■ **EXERCISE AIM**:
Copy word for word the portion of the protocol comparison passage that starts at the words "ANP \(86.96\%\)" and stops after the words "A2A: \(9.29\) 9.90 \(+6.6\%\)".

*** EXCERPTED PASSAGE Section Begins ***

ACP has the lowest latency and variance; Agora performs worst here. The end-to-end completion gap reaches \(36.5\%\) (\(40.28\) vs \(54.97\) min).

Fail-Storm Recovery (Robustness Polarization)

Protocol Answer Retention (Post/Pre-failure)
A2A 98.85% (post \(14.57\) / pre \(14.74\))
ACP \(92.41\%\)
ANP \(86.96\%\)
Agora \(81.29\%\)

A2A exhibits the strongest robustness; Agora loses \(19\%\) performance under failure.

ProtocolRouter Gain

Task Best Single Protocol Baseline ProtocolRouter Δ
Fail-Storm Recovery Time A2A: \(8.00s\) 6.55s −18.1%
GAIA Success A2A: \(9.29\) 9.90 \(+6.6\%\)

The router is not a blanket-dominate solution (due to inherent metric trade-offs) but accurately improves target metrics under explicit constraints.

Key Findings

  • No Single Optimal Protocol: Each of the four scenarios has a "home protocol" (e.g., A2A for GAIA/Fail-Storm, ACP for Streaming), proving that protocol selection must be scenario-dependent.
  • Significant Impact of Selection: The \(36.5\%\) completion time gap, \(3.48s\) latency difference, and \(17.56\%\) robustness variance are major engineering disparities, not mere noise.
  • Precision Optimization via Router: Constraint-aware selection reduces Fail-Storm recovery time by \(18.1\%\), proving dynamic routing is a viable approach.
  • Per-module Opportunities: Using different protocols for different stages (e.g., ACP for low-latency retrieval, A2A for robust recovery) shows significant potential.

*** EXCERPTED PASSAGE Section Ends ***
*** GIVEN ENTRIES Section Begins ***

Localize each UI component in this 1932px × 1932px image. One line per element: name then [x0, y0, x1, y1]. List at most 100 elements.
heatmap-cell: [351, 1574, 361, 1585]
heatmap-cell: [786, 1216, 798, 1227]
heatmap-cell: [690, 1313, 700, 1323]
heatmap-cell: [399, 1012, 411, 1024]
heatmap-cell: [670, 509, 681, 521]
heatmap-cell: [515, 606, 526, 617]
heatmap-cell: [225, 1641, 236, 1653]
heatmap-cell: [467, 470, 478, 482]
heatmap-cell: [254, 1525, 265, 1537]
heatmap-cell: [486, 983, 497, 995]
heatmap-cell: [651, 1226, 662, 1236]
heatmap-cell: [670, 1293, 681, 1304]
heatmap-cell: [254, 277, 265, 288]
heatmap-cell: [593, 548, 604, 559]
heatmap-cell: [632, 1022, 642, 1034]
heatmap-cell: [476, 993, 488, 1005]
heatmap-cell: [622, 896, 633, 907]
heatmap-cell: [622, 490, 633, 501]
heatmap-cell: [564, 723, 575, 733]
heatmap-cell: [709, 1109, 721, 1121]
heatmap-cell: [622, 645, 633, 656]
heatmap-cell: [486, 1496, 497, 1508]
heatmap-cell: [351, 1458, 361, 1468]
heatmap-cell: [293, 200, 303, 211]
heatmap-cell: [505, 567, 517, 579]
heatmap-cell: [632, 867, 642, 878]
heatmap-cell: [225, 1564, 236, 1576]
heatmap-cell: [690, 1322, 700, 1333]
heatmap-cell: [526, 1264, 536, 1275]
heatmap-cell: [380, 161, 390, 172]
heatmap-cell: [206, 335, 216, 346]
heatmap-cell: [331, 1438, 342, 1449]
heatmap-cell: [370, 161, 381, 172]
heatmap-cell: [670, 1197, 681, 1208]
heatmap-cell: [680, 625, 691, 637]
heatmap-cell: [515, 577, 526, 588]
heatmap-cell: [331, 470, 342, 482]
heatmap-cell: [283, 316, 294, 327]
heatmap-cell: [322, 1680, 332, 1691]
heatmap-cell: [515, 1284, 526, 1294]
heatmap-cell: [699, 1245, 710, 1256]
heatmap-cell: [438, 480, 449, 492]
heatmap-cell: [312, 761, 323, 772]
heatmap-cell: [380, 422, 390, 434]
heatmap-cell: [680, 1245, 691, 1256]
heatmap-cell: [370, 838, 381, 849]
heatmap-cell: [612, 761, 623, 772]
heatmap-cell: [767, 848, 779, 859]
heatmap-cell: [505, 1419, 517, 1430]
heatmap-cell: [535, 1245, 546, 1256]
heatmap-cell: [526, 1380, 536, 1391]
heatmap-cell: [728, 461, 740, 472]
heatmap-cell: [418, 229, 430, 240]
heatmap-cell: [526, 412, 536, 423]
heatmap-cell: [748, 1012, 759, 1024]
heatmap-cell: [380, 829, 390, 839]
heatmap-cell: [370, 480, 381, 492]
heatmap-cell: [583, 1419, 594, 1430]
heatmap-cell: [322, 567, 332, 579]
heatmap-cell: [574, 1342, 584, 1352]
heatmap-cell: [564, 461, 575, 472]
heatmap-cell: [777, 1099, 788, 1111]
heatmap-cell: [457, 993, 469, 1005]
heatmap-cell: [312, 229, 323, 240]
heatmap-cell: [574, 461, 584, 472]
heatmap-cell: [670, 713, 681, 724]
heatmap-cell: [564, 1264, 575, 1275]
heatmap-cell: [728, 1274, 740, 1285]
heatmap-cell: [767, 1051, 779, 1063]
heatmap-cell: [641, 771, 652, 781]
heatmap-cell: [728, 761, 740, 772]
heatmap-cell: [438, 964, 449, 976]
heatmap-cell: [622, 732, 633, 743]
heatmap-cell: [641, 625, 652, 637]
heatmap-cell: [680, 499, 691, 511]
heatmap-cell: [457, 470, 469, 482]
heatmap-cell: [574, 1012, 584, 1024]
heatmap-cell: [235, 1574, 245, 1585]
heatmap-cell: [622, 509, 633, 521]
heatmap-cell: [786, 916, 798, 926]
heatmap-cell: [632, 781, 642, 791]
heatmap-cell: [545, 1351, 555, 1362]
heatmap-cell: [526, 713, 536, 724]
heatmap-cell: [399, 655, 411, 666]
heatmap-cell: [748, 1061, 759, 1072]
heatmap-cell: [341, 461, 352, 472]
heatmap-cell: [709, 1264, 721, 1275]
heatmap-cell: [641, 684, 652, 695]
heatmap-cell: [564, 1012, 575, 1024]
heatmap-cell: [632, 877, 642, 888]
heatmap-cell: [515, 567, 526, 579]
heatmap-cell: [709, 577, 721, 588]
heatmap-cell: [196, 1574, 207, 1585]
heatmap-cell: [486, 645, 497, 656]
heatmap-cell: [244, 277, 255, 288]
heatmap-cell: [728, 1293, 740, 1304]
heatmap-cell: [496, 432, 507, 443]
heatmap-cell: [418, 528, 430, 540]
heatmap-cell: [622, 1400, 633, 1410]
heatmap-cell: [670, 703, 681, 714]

*** GIVEN ENTRIES Section Ends ***

■ **RESULT OF THIS EXERCISE**:
ANP \(86.96\%\)
Agora \(81.29\%\)

A2A exhibits the strongest robustness; Agora loses \(19\%\) performance under failure.

ProtocolRouter Gain

Task Best Single Protocol Baseline ProtocolRouter Δ
Fail-Storm Recovery Time A2A: \(8.00s\) 6.55s −18.1%
GAIA Success A2A: \(9.29\) 9.90 \(+6.6\%\)